Copy out every record below, word for word.
---------------
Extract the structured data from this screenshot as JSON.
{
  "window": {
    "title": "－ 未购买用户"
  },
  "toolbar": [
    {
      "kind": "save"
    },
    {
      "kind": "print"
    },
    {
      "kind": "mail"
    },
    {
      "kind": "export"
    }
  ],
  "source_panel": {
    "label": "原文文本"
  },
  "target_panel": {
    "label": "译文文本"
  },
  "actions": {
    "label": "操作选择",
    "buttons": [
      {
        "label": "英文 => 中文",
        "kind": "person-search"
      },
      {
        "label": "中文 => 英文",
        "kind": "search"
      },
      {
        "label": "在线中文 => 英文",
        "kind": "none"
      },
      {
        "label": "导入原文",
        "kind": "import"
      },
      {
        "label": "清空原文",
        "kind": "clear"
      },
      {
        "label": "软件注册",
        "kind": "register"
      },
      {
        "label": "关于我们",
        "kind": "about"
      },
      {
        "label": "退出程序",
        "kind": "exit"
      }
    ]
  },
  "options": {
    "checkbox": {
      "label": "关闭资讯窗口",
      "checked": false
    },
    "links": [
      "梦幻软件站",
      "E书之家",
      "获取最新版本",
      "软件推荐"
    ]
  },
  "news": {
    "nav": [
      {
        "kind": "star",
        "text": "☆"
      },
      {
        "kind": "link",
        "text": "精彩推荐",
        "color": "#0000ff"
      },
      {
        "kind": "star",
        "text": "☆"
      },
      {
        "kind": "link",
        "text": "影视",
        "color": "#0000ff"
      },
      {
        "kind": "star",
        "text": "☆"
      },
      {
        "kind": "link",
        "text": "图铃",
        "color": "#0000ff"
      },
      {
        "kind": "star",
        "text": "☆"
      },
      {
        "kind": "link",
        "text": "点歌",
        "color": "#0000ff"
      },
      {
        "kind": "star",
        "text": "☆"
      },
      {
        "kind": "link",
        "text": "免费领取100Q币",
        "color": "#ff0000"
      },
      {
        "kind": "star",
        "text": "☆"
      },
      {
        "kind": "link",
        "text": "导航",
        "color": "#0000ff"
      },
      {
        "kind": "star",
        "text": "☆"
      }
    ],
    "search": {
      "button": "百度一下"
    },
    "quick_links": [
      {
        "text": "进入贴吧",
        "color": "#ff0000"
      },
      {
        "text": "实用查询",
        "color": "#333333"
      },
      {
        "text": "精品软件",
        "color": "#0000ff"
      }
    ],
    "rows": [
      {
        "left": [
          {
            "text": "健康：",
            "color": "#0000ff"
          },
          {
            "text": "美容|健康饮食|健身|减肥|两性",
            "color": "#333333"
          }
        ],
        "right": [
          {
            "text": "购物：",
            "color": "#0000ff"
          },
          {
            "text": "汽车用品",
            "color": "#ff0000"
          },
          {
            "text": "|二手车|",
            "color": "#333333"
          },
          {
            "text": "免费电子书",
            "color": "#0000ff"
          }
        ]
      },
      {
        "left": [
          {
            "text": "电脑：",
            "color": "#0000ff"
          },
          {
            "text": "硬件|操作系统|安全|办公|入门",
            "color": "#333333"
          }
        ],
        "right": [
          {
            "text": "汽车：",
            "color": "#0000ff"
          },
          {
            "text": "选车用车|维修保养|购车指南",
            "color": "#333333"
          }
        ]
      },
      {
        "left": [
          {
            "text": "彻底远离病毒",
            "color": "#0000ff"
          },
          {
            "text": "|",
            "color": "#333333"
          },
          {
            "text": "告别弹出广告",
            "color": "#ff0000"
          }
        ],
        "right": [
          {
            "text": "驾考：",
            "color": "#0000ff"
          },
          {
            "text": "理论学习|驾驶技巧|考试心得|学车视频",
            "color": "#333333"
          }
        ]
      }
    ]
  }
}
---------------
### EXERCISE RESULT
Extract the structured data from this screenshot as JSON.
{
  "window": {
    "title": "－ 未购买用户"
  },
  "toolbar": [
    {
      "kind": "save"
    },
    {
      "kind": "print"
    },
    {
      "kind": "mail"
    },
    {
      "kind": "export"
    }
  ],
  "source_panel": {
    "label": "原文文本"
  },
  "target_panel": {
    "label": "译文文本"
  },
  "actions": {
    "label": "操作选择",
    "buttons": [
      {
        "label": "英文 => 中文",
        "kind": "person-search"
      },
      {
        "label": "中文 => 英文",
        "kind": "search"
      },
      {
        "label": "在线中文 => 英文",
        "kind": "none"
      },
      {
        "label": "导入原文",
        "kind": "import"
      },
      {
        "label": "清空原文",
        "kind": "clear"
      },
      {
        "label": "软件注册",
        "kind": "register"
      },
      {
        "label": "关于我们",
        "kind": "about"
      },
      {
        "label": "退出程序",
        "kind": "exit"
      }
    ]
  },
  "options": {
    "checkbox": {
      "label": "关闭资讯窗口",
      "checked": false
    },
    "links": [
      "梦幻软件站",
      "E书之家",
      "获取最新版本",
      "软件推荐"
    ]
  },
  "news": {
    "nav": [
      {
        "kind": "star",
        "text": "☆"
      },
      {
        "kind": "link",
        "text": "精彩推荐",
        "color": "#0000ff"
      },
      {
        "kind": "star",
        "text": "☆"
      },
      {
        "kind": "link",
        "text": "影视",
        "color": "#0000ff"
      },
      {
        "kind": "star",
        "text": "☆"
      },
      {
        "kind": "link",
        "text": "图铃",
        "color": "#0000ff"
      },
      {
        "kind": "star",
        "text": "☆"
      },
      {
        "kind": "link",
        "text": "点歌",
        "color": "#0000ff"
      },
      {
        "kind": "star",
        "text": "☆"
      },
      {
        "kind": "link",
        "text": "免费领取100Q币",
        "color": "#ff0000"
      },
      {
        "kind": "star",
        "text": "☆"
      },
      {
        "kind": "link",
        "text": "导航",
        "color": "#0000ff"
      },
      {
        "kind": "star",
        "text": "☆"
      }
    ],
    "search": {
      "button": "百度一下"
    },
    "quick_links": [
      {
        "text": "进入贴吧",
        "color": "#ff0000"
      },
      {
        "text": "实用查询",
        "color": "#333333"
      },
      {
        "text": "精品软件",
        "color": "#0000ff"
      }
    ],
    "rows": [
      {
        "left": [
          {
            "text": "健康：",
            "color": "#0000ff"
          },
          {
            "text": "美容|健康饮食|健身|减肥|两性",
            "color": "#333333"
          }
        ],
        "right": [
          {
            "text": "购物：",
            "color": "#0000ff"
          },
          {
            "text": "汽车用品",
            "color": "#ff0000"
          },
          {
            "text": "|二手车|",
            "color": "#333333"
          },
          {
            "text": "免费电子书",
            "color": "#0000ff"
          }
        ]
      },
      {
        "left": [
          {
            "text": "电脑：",
            "color": "#0000ff"
          },
          {
            "text": "硬件|操作系统|安全|办公|入门",
            "color": "#333333"
          }
        ],
        "right": [
          {
            "text": "汽车：",
            "color": "#0000ff"
          },
          {
            "text": "选车用车|维修保养|购车指南",
            "color": "#333333"
          }
        ]
      },
      {
        "left": [
          {
            "text": "彻底远离病毒",
            "color": "#0000ff"
          },
          {
            "text": "|",
            "color": "#333333"
          },
          {
            "text": "告别弹出广告",
            "color": "#ff0000"
          }
        ],
        "right": [
          {
            "text": "驾考：",
            "color": "#0000ff"
          },
          {
            "text": "理论学习|驾驶技巧|考试心得|学车视频",
            "color": "#333333"
          }
        ]
      }
    ]
  }
}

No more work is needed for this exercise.